◆ Record excerpts ◆
/---
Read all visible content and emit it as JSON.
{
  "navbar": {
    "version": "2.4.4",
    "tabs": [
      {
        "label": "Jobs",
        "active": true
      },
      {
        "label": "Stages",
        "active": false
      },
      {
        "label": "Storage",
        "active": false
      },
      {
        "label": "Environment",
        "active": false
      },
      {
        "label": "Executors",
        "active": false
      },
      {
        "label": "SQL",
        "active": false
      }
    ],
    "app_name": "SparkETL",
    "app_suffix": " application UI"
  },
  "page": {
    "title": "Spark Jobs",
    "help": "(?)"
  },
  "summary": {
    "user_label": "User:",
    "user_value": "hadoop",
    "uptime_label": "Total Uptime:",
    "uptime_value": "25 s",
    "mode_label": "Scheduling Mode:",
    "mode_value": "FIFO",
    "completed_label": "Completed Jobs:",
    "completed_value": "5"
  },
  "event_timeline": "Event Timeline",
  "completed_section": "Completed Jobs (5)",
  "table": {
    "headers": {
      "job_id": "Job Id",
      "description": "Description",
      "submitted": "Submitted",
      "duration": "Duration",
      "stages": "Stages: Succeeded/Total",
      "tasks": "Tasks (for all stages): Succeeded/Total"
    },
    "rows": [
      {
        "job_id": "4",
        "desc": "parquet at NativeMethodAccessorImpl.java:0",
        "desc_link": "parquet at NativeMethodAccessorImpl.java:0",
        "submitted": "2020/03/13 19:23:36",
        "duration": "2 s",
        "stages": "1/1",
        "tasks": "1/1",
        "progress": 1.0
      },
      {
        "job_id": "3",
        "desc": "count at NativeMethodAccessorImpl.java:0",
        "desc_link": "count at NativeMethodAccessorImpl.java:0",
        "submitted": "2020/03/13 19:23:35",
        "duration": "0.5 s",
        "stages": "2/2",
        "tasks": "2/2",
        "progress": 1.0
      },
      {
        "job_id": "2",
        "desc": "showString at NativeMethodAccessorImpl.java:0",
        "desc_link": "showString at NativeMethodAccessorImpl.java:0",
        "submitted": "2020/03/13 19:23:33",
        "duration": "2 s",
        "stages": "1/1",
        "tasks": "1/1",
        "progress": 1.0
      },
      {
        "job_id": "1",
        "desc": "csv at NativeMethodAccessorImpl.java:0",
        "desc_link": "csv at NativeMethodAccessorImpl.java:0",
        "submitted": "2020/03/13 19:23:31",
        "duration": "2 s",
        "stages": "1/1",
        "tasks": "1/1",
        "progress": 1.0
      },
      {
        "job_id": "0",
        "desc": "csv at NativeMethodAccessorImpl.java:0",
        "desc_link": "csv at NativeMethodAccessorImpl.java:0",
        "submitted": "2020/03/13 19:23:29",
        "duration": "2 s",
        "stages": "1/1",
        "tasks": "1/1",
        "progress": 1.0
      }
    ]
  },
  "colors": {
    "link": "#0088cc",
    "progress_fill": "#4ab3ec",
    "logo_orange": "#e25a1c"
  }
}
\---
◆ Your instructions ◆
Gather up the lines containing the word "submitted" from these records and copy them.

◆ Task solution ◆
      "submitted": "Submitted",
        "submitted": "2020/03/13 19:23:36",
        "submitted": "2020/03/13 19:23:35",
        "submitted": "2020/03/13 19:23:33",
        "submitted": "2020/03/13 19:23:31",
        "submitted": "2020/03/13 19:23:29",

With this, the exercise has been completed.